Reproduce the records that follow in full, excluding any picture they contain.

+--

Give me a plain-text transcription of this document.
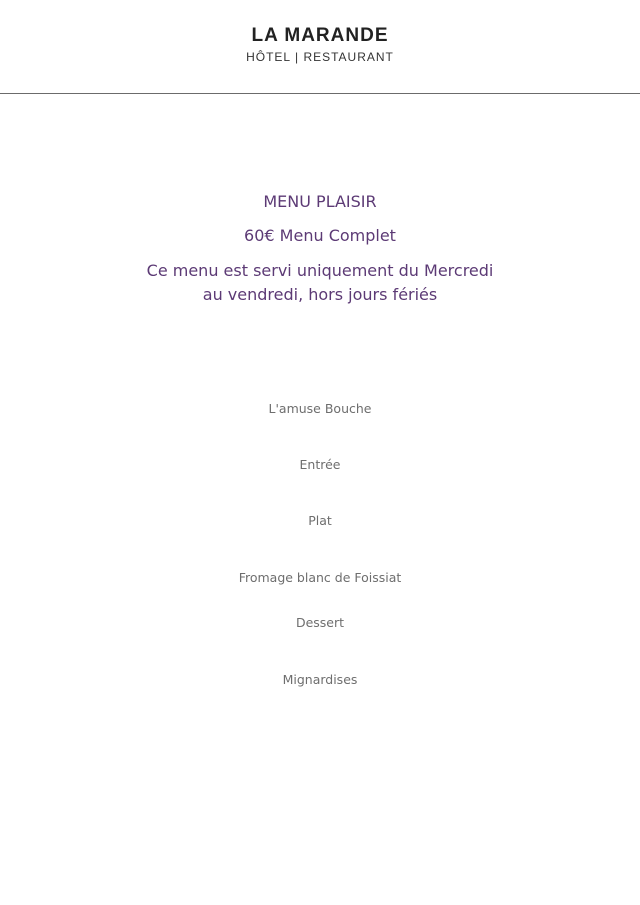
LA MARANDE
HÔTEL | RESTAURANT
MENU PLAISIR
60€ Menu Complet
Ce menu est servi uniquement du Mercredi
au vendredi, hors jours fériés
L'amuse Bouche
Entrée
Plat
Fromage blanc de Foissiat
Dessert
Mignardises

+--

- _Result of the task_:
Give me a plain-text transcription of this document.
LA MARANDE
HÔTEL | RESTAURANT
MENU PLAISIR
60€ Menu Complet
Ce menu est servi uniquement du Mercredi
au vendredi, hors jours fériés
L'amuse Bouche
Entrée
Plat
Fromage blanc de Foissiat
Dessert
Mignardises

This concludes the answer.